Information given
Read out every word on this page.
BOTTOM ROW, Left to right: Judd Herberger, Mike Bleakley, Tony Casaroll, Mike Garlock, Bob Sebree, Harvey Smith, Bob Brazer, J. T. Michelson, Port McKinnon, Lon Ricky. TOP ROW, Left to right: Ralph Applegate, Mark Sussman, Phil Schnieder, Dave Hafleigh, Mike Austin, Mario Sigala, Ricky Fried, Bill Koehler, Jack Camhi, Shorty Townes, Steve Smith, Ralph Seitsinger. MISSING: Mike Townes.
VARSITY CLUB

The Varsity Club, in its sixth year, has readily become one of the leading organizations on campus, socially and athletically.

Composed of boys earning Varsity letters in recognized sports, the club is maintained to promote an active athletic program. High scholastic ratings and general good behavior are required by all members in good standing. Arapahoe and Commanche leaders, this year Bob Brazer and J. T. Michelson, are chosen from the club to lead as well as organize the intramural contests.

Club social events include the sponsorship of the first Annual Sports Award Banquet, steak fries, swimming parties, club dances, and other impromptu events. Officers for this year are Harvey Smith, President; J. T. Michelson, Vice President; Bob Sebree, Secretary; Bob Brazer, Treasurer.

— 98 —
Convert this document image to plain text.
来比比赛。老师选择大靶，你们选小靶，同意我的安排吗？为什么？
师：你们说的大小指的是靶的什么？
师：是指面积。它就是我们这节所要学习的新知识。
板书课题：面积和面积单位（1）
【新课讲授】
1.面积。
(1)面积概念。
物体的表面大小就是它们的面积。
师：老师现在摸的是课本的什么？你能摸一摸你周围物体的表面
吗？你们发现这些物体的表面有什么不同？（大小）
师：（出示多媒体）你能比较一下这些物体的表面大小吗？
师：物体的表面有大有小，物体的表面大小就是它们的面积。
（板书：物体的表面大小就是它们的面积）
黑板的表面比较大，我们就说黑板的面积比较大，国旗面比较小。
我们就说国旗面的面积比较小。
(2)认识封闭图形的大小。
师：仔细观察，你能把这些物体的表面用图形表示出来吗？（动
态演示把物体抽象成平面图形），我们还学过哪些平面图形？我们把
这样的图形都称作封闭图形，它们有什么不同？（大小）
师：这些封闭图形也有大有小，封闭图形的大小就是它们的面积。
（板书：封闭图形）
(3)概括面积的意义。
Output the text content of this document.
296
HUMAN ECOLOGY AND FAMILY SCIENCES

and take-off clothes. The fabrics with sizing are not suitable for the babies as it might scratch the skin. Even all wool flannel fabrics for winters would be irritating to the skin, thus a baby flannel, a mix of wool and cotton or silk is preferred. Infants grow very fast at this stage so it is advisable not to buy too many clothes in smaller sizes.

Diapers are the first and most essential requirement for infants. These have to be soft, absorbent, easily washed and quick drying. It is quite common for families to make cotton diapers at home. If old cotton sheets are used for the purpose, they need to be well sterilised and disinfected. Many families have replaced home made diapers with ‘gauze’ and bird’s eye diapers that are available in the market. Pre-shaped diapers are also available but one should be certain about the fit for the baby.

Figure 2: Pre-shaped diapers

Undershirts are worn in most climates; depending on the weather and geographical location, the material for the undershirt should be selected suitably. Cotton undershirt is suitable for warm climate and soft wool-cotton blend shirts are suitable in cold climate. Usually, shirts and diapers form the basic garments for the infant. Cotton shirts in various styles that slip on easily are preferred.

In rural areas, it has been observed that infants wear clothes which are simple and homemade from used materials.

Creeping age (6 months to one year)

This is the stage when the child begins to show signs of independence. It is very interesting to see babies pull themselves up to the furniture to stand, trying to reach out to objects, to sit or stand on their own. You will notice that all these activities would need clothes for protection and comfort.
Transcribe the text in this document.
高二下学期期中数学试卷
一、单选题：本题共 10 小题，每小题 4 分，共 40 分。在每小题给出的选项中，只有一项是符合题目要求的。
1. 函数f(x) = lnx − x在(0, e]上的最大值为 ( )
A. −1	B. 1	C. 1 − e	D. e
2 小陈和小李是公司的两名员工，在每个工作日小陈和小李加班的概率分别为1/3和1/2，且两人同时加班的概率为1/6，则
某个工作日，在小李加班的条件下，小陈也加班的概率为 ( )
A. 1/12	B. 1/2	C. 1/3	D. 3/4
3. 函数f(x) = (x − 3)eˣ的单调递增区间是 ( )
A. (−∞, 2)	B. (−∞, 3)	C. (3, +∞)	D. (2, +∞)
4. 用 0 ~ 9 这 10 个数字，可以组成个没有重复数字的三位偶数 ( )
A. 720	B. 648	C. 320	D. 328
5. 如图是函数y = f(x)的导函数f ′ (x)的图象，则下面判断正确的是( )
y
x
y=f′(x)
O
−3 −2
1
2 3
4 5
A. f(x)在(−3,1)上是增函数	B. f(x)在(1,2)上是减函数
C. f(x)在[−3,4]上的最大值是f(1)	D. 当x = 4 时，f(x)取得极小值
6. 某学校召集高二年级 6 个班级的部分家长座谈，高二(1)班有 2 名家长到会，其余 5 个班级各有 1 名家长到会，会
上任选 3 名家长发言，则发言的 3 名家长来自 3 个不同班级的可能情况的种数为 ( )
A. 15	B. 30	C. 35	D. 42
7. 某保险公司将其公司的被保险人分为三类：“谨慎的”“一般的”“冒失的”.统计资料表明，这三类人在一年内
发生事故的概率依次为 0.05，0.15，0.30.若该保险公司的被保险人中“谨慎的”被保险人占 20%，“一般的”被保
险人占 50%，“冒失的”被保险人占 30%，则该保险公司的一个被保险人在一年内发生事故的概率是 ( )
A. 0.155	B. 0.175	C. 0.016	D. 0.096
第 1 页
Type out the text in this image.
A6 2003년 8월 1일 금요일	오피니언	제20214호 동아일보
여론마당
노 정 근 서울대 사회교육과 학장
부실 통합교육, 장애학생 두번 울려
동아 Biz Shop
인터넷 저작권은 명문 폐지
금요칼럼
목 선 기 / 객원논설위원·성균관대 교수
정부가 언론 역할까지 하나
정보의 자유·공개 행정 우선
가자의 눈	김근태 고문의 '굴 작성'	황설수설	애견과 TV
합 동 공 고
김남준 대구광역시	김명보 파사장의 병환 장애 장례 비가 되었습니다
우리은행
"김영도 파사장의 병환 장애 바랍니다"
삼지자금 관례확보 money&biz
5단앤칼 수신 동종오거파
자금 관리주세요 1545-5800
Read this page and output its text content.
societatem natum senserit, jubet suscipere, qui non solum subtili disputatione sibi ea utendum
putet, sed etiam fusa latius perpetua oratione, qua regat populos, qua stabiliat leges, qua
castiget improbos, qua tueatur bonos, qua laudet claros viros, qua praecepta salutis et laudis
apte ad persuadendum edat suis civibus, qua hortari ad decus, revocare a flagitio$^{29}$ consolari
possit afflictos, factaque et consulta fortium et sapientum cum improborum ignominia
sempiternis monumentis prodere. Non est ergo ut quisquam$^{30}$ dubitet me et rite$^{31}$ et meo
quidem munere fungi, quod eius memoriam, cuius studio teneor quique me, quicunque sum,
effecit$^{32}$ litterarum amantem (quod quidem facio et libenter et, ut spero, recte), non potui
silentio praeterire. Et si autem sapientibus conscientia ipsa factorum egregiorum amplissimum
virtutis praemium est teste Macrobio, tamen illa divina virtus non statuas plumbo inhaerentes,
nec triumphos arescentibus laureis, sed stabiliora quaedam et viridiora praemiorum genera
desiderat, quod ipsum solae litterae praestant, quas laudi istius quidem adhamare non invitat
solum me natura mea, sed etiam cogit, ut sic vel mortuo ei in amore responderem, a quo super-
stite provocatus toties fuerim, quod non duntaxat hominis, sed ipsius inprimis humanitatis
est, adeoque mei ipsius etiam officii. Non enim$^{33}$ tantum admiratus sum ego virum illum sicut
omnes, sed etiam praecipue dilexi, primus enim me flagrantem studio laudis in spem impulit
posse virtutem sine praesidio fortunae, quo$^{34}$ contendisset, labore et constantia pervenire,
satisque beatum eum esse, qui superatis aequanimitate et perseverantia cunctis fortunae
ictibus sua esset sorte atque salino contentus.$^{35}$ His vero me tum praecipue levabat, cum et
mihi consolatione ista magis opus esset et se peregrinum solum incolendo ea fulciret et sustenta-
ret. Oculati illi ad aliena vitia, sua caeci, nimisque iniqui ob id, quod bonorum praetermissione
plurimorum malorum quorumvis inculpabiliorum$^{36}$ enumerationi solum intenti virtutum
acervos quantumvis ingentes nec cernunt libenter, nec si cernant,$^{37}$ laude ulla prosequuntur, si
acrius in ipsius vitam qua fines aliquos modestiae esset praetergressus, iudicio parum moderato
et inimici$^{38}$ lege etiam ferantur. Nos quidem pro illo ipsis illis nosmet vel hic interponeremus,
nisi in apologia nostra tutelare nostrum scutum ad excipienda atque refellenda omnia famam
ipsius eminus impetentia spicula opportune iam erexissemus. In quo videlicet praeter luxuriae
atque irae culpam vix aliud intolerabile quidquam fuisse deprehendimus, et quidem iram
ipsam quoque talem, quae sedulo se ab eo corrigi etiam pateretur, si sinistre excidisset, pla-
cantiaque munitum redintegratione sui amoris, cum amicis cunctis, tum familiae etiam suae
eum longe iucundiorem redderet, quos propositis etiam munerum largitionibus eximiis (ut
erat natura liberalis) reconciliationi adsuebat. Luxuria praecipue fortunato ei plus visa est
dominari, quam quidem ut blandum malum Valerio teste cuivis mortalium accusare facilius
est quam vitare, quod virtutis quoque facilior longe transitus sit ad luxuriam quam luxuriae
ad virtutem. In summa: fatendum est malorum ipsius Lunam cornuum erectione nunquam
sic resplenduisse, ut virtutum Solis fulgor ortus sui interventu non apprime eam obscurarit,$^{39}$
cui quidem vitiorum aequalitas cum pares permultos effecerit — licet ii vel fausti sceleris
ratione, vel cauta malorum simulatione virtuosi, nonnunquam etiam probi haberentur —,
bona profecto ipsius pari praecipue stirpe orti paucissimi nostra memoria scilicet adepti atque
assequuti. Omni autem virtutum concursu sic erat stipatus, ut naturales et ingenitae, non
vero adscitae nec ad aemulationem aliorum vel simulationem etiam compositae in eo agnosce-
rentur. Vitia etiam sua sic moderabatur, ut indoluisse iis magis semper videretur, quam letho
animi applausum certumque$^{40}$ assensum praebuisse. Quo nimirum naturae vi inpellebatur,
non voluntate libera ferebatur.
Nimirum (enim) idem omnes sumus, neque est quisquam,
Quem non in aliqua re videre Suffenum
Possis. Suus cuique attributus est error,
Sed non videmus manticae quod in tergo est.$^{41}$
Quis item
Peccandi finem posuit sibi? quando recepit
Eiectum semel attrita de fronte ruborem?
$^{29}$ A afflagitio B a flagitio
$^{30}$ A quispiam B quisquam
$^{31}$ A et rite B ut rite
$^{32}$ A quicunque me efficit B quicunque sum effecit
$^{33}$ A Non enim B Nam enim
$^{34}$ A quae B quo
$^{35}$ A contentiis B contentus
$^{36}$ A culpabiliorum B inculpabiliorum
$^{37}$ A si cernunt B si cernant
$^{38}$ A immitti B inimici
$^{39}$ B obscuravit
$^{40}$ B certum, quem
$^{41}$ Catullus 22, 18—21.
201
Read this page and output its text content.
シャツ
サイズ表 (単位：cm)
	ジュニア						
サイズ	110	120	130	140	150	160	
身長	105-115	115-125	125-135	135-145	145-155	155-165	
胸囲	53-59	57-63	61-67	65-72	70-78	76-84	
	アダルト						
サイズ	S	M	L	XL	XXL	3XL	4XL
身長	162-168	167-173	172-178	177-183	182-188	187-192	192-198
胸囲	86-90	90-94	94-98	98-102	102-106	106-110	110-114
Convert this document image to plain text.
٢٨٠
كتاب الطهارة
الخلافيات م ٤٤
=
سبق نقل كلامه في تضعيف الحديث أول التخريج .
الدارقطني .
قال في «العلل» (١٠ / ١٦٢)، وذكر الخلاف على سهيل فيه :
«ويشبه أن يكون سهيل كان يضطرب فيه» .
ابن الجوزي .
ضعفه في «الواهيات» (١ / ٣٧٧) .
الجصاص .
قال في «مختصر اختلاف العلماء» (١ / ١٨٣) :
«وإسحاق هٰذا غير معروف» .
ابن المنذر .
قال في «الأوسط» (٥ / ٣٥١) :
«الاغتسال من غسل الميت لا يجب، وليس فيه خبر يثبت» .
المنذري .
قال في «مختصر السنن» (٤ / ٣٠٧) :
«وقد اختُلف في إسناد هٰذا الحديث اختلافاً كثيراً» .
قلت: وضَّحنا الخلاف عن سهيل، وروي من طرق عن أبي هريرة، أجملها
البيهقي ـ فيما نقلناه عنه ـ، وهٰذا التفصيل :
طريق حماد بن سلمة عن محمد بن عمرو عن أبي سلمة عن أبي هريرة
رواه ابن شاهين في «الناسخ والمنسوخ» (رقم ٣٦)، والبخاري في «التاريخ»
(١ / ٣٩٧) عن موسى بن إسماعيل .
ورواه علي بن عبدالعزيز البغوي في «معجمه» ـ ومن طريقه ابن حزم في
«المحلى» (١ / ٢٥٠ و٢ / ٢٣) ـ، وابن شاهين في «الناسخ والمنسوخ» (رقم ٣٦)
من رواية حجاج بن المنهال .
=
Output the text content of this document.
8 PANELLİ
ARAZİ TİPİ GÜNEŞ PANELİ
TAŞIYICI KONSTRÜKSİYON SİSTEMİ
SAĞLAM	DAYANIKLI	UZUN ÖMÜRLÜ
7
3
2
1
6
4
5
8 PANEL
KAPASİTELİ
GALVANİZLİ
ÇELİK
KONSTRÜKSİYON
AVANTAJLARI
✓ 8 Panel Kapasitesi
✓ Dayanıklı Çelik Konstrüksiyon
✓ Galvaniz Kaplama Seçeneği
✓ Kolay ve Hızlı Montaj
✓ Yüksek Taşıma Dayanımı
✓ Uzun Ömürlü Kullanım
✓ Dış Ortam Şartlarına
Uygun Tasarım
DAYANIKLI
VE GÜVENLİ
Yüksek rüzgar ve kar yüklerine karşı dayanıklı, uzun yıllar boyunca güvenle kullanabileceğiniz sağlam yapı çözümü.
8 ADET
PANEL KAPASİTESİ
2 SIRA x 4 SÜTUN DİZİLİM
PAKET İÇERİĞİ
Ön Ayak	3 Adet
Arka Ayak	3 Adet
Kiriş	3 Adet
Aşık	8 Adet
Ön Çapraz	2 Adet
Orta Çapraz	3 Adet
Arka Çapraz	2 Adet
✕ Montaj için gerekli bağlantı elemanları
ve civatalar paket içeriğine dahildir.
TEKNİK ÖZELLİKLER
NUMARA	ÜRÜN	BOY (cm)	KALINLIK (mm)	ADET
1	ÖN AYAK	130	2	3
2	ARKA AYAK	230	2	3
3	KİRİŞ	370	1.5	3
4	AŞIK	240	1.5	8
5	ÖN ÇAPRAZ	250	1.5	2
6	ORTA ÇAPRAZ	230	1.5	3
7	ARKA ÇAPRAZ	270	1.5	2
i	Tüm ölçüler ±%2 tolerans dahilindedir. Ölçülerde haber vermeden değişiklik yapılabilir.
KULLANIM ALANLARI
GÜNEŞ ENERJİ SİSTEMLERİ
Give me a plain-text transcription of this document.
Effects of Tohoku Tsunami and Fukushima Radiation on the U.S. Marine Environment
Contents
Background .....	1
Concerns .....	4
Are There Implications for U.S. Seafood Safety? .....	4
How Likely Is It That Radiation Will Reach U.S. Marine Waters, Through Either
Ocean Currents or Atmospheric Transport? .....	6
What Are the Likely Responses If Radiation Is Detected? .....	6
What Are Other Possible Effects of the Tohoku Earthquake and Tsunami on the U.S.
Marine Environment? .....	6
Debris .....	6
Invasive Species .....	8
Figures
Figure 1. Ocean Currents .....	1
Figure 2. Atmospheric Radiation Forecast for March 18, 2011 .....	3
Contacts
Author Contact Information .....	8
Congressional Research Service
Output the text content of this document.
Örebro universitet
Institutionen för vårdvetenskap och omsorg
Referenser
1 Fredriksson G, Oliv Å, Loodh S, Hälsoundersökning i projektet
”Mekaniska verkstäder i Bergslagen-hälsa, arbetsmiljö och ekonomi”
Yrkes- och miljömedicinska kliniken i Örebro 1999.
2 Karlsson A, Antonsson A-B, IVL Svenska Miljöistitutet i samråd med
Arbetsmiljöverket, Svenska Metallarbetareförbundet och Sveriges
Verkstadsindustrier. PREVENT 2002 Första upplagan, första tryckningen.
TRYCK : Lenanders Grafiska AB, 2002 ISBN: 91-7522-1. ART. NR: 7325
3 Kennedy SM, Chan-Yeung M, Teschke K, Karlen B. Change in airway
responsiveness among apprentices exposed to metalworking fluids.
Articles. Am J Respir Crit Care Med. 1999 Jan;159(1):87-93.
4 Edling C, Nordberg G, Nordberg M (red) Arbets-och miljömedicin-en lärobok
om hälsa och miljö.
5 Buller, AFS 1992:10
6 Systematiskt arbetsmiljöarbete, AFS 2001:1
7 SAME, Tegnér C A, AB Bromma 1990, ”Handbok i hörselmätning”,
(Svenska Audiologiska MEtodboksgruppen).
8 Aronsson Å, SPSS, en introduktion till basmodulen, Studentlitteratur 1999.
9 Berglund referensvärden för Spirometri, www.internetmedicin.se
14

Exercise description
State the count of lines that contain the string "Yüksek". Nothing else is needed.

Task result
2